* **Required action 1**
Reproduce the MaxCyte interview from "Kevin Davies: And" up to and including "grow your business?".
* **Required action 2**
Pick up the MaxCyte interview after its final line and keep it going.

* **Extract to read**

- - -

James Brady: That's a great question, Kevin. Obviously there's no one-size-fits-all approach to cell therapy development or cellular engineering, so when customers come to MaxCyte, we ask them a lot of questions about the cell types, not just the molecules that they want to load but try to get some feel for how they culture the cells, what are the different upstream and downstream processes that they want to put in place before or after electroporation? As I mentioned, we have 25 years of expertise, so we've seen a lot of different cell types, a lot of different processes, and we can leverage that expertise to help customers not just with getting molecules into the cell, but how do they keep the cells happy afterwards? How do they maximize their desired phenotypes? And we work with them not just at the research phase, but we help them take their processes from the R&D lab into the PD lab and ultimately into the clinic. And our field service, our field applications team, is working with them at all phases of that research and manufacturing spectrum.
Kevin Davies: You use the term devotion, Jim. And I think that you can feel it when you talk, and I know that that applies to your team as well.
James Brady: Yeah, absolutely. These are scientists, internal scientists. I should point out, we have a team of application scientists internally. It kind of reflects our customer base. We have immunologists, we have gene editing experts, bioproduction scientists. So internally we develop protocols and processes, then we pass those to our field-based team. Again, our field scientists located all over North America and Europe have similar backgrounds to our customers and a lot of our scientists actually are former customers who have come to work with MaxCyte. So the close collaboration between our internal and field-based scientists translates into a level of expertise that our customers really appreciate.
Kevin Davies: And finally, you mentioned Casgevy and presented some very interesting case studies, so I think it's appropriate to ask, and maybe this is for you more personally than you representing MaxCyte, but I'll let you qualify that: Where do you see the field growing over the next 12 to 24 months? What are maybe some of the overarching trends or waves impacting the field that you think will really help the field and grow your business?

- - -

* **Data extracts**

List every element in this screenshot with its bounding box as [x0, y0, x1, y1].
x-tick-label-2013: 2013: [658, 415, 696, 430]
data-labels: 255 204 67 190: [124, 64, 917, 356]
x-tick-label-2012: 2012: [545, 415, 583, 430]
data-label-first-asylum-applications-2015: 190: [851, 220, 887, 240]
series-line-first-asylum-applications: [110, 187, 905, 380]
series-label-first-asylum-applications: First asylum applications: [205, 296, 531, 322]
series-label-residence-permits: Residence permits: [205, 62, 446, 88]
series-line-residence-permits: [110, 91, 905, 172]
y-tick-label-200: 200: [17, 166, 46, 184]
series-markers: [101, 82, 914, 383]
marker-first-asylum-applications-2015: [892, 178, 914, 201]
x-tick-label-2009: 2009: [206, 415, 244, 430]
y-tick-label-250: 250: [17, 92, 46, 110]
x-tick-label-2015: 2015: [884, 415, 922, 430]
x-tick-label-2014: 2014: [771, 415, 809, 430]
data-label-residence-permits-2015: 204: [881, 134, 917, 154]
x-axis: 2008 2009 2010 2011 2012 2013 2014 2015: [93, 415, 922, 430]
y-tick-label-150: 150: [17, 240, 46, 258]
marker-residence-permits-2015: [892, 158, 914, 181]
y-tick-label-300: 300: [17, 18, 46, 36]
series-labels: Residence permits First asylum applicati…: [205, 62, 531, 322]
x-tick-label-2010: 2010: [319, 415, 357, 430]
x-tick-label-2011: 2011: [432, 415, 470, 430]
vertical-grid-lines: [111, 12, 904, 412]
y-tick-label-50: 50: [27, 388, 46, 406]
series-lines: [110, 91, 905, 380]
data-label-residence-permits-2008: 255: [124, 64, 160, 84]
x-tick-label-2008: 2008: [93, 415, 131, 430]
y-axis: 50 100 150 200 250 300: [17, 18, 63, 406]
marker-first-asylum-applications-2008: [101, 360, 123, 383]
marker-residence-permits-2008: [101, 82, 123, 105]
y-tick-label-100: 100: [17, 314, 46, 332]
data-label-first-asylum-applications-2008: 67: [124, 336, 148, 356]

- - -

* **Task response 1**
Kevin Davies: And finally, you mentioned Casgevy and presented some very interesting case studies, so I think it's appropriate to ask, and maybe this is for you more personally than you representing MaxCyte, but I'll let you qualify that: Where do you see the field growing over the next 12 to 24 months? What are maybe some of the overarching trends or waves impacting the field that you think will really help the field and grow your business?

* **Task response 2**
James Brady: Yeah, I mean, there have been so many exciting developments in the field, just within the past 10 years, with CAR T becoming an entrenched technology. And we've seen all the possibilities that have been opened up by CRISPR editing and related technologies. I think as I tried to highlight in my presentation, beyond T cell engineering and viral-based CAR delivery, there are a lot of exciting approaches to non-viral CAR delivery using transposons, CRISPR knock-in. Gene editing is becoming a much broader field now with base editors and prime editors and other novel modalities for introducing genes and modifying the genome. I think if you just look at the breadth of cell types our customers are working with, the diversity of engineering technologies that they're using, I think there are just a lot of exciting innovations and we were just scratching the surface in terms of what we can do with engineered cell therapies.
Kevin Davies: That bodes very well. Well, that's all the time we have. Many thanks to Jim Brady, senior vice president at MaxCyte, for another really informative session and MaxCyte, again, for supporting the summit this year. You're watching The State of Cell and Gene Therapy hosted by GEN.